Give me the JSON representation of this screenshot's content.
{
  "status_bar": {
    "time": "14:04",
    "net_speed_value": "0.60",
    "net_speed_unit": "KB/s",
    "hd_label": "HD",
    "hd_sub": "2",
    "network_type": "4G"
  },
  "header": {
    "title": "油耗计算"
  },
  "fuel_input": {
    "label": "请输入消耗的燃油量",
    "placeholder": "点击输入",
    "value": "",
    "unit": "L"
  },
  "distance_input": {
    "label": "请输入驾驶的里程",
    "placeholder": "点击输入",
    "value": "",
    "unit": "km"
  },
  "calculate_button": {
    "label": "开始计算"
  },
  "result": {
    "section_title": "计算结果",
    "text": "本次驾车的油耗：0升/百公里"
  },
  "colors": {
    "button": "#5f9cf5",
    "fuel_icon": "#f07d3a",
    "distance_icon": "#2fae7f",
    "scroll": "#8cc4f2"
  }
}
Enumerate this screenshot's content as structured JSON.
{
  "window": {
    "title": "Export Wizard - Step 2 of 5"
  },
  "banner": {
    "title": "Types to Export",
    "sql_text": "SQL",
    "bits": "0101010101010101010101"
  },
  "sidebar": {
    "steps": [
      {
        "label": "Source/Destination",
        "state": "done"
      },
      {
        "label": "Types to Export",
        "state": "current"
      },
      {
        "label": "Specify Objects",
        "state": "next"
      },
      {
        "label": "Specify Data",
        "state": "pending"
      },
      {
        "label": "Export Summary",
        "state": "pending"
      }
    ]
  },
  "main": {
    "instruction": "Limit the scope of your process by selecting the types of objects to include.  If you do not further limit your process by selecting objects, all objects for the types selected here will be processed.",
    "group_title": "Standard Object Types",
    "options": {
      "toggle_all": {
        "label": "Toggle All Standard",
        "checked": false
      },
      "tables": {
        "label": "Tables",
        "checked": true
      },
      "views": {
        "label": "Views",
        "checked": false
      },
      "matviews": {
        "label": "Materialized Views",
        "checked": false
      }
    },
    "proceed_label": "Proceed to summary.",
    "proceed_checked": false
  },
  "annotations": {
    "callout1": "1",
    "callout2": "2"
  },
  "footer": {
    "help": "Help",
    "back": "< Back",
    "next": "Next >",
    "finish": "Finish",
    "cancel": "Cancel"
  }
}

DIRECTIONS: Above are some records. Print them all exactly.

ANSWER FOR THE TASK:
Give me the JSON representation of this screenshot's content.
{
  "status_bar": {
    "time": "14:04",
    "net_speed_value": "0.60",
    "net_speed_unit": "KB/s",
    "hd_label": "HD",
    "hd_sub": "2",
    "network_type": "4G"
  },
  "header": {
    "title": "油耗计算"
  },
  "fuel_input": {
    "label": "请输入消耗的燃油量",
    "placeholder": "点击输入",
    "value": "",
    "unit": "L"
  },
  "distance_input": {
    "label": "请输入驾驶的里程",
    "placeholder": "点击输入",
    "value": "",
    "unit": "km"
  },
  "calculate_button": {
    "label": "开始计算"
  },
  "result": {
    "section_title": "计算结果",
    "text": "本次驾车的油耗：0升/百公里"
  },
  "colors": {
    "button": "#5f9cf5",
    "fuel_icon": "#f07d3a",
    "distance_icon": "#2fae7f",
    "scroll": "#8cc4f2"
  }
}
Enumerate this screenshot's content as structured JSON.
{
  "window": {
    "title": "Export Wizard - Step 2 of 5"
  },
  "banner": {
    "title": "Types to Export",
    "sql_text": "SQL",
    "bits": "0101010101010101010101"
  },
  "sidebar": {
    "steps": [
      {
        "label": "Source/Destination",
        "state": "done"
      },
      {
        "label": "Types to Export",
        "state": "current"
      },
      {
        "label": "Specify Objects",
        "state": "next"
      },
      {
        "label": "Specify Data",
        "state": "pending"
      },
      {
        "label": "Export Summary",
        "state": "pending"
      }
    ]
  },
  "main": {
    "instruction": "Limit the scope of your process by selecting the types of objects to include.  If you do not further limit your process by selecting objects, all objects for the types selected here will be processed.",
    "group_title": "Standard Object Types",
    "options": {
      "toggle_all": {
        "label": "Toggle All Standard",
        "checked": false
      },
      "tables": {
        "label": "Tables",
        "checked": true
      },
      "views": {
        "label": "Views",
        "checked": false
      },
      "matviews": {
        "label": "Materialized Views",
        "checked": false
      }
    },
    "proceed_label": "Proceed to summary.",
    "proceed_checked": false
  },
  "annotations": {
    "callout1": "1",
    "callout2": "2"
  },
  "footer": {
    "help": "Help",
    "back": "< Back",
    "next": "Next >",
    "finish": "Finish",
    "cancel": "Cancel"
  }
}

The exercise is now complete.